==== Passage ====

BEALS, Maine — Pam Beal sees more of her husband in her son with each passing day.
It might be Garet Beal’s growing appreciation for all things outdoors, including hunting and ice fishing.
Or it’s watching her son head to a local store each Thursday to pick up a copy of Uncle Henry’s classified ad magazine.
“That was something his father always did,” she said. “Now if it’s Thursday, Garet’s got to go pick up his Uncle Henry’s.”
Those who follow high school basketball along Moosabec Reach and throughout Eastern Maine also are finding plenty of similarities between Garet Beal and his father, Lindell.
Garet, a senior at Jonesport-Beals High School, surpassed his father’s 26-year-old single-game school scoring record with 55 points eight nights ago in a victory against Woodland.
The younger Beal now is on the brink of breaking his dad’s 25-year-old school career scoring record of 1,605 points. Garet scored 36 points in his team’s 71-52 victory at Calais on Thursday night, bringing his total to 1,557 with the Royals’ next two games scheduled at home Friday night and Saturday against Vinalhaven.

====

Tasks to complete —
**1.** Echo the Beal basketball story from the part that opens with the words containing "It might be" and closes with "victory against Woodland.", matching the original text.
**2.** Give what follows the last sentence of the Beal basketball story, continuing it from that point.
The data that follows is not needed for any of this.

==== Data section ====

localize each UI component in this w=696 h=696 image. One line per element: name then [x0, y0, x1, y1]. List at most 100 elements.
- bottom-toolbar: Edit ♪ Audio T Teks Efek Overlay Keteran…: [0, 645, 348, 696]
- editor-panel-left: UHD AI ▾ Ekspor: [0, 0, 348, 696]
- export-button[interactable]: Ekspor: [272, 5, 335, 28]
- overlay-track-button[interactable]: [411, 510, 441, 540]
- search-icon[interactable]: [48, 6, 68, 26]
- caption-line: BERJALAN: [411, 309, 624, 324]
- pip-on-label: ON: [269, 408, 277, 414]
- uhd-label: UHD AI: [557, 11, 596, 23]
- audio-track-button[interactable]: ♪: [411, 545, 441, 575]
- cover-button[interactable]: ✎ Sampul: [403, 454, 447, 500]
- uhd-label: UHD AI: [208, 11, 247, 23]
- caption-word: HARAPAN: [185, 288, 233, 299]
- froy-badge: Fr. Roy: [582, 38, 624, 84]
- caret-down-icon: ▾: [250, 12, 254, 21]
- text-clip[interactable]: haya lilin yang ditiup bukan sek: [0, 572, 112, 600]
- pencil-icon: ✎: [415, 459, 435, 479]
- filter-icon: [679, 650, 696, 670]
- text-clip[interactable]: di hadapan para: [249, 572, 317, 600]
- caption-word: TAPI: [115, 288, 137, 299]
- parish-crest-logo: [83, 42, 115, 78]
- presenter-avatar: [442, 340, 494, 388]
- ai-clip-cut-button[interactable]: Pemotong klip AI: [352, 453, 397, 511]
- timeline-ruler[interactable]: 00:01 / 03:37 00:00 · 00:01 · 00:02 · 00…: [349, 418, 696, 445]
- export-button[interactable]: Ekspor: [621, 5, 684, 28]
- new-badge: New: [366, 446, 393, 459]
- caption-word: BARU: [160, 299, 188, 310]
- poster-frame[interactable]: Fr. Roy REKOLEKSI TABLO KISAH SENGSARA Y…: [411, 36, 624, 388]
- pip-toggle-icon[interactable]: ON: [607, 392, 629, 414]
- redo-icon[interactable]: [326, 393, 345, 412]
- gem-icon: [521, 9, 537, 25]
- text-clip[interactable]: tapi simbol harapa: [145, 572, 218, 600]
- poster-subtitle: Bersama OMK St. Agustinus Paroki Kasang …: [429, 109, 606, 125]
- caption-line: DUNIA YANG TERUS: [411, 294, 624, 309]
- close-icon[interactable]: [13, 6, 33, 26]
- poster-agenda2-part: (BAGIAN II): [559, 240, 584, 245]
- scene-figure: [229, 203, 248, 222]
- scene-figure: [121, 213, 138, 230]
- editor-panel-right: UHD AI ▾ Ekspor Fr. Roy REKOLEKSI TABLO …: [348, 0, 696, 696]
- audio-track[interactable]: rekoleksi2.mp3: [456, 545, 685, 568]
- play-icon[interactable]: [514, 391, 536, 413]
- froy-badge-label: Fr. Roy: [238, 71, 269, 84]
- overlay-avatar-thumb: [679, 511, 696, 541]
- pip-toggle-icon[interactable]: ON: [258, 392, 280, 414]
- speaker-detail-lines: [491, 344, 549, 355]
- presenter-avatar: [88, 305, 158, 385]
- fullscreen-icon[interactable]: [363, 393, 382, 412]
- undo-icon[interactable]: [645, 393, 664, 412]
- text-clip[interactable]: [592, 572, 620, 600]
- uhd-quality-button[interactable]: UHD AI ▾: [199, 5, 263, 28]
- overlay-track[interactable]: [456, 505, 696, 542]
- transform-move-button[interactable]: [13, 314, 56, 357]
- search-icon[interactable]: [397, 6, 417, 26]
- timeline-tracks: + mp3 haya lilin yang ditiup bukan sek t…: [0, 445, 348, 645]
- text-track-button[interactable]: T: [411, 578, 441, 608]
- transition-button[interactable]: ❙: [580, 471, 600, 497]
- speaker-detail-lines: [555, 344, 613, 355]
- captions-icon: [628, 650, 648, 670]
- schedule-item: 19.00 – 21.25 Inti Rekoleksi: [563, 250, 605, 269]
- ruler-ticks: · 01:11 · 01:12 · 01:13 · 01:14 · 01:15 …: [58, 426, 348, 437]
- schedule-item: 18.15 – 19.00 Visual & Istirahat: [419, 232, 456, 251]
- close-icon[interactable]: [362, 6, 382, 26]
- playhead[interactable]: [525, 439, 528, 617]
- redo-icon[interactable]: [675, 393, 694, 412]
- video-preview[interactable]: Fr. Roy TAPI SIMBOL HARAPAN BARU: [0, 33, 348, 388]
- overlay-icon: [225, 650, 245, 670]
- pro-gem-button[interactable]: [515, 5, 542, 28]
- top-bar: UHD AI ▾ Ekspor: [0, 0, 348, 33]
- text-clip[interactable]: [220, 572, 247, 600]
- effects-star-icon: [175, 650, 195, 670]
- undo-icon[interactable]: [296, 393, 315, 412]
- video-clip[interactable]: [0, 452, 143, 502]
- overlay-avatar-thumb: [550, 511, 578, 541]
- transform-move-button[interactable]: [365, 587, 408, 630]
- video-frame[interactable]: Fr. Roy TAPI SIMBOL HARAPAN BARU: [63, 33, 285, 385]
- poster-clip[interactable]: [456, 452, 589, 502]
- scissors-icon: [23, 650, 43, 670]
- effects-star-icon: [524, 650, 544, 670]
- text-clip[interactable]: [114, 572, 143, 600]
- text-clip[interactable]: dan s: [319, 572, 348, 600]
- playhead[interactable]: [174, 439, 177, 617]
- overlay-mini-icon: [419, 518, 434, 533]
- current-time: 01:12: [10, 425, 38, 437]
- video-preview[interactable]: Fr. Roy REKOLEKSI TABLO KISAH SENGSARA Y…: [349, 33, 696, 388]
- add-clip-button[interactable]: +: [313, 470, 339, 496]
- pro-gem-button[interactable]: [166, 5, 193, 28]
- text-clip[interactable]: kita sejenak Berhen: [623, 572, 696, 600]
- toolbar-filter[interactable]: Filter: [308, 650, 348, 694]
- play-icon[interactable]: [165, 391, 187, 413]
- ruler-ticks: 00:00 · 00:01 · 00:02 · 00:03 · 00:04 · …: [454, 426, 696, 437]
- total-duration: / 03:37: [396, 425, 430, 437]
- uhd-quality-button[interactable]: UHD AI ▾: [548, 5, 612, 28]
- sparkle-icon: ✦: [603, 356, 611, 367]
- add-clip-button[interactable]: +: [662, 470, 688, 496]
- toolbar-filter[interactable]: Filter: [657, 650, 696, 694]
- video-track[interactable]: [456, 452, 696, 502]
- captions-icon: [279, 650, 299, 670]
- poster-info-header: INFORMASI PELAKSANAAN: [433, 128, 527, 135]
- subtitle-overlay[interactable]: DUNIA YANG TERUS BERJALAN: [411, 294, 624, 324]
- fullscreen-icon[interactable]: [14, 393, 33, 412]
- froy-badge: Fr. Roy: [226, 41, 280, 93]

====

Answers below —
**1.**
It might be Garet Beal’s growing appreciation for all things outdoors, including hunting and ice fishing.
Or it’s watching her son head to a local store each Thursday to pick up a copy of Uncle Henry’s classified ad magazine.
“That was something his father always did,” she said. “Now if it’s Thursday, Garet’s got to go pick up his Uncle Henry’s.”
Those who follow high school basketball along Moosabec Reach and throughout Eastern Maine also are finding plenty of similarities between Garet Beal and his father, Lindell.
Garet, a senior at Jonesport-Beals High School, surpassed his father’s 26-year-old single-game school scoring record with 55 points eight nights ago in a victory against Woodland.

**2.**
And with Garet Beal — a first-team Bangor Daily News All-Maine pick a year ago who already has accepted a basketball scholarship from the University of Maine beginning next fall — averaging 37 points per game this season the career scoring mark seems destined to become his as soon as this weekend.
There’s just one thing missing — Garet’s dad isn’t alive to see it happen.
Lindell Beal, a third-team All-Maine selection as a senior at Jonesport-Beals in 1988, died in his sleep of natural causes on July 16. He was just 43 years old.
His sudden death stunned the community, but particularly an only son who saw his dad not only as a basketball mentor but as much more.
“I probably haven’t completely come to grips with it,” said Garet some 6½ months later. “I have those days when I really struggle, and there are some days when he gives me the strength to get through it.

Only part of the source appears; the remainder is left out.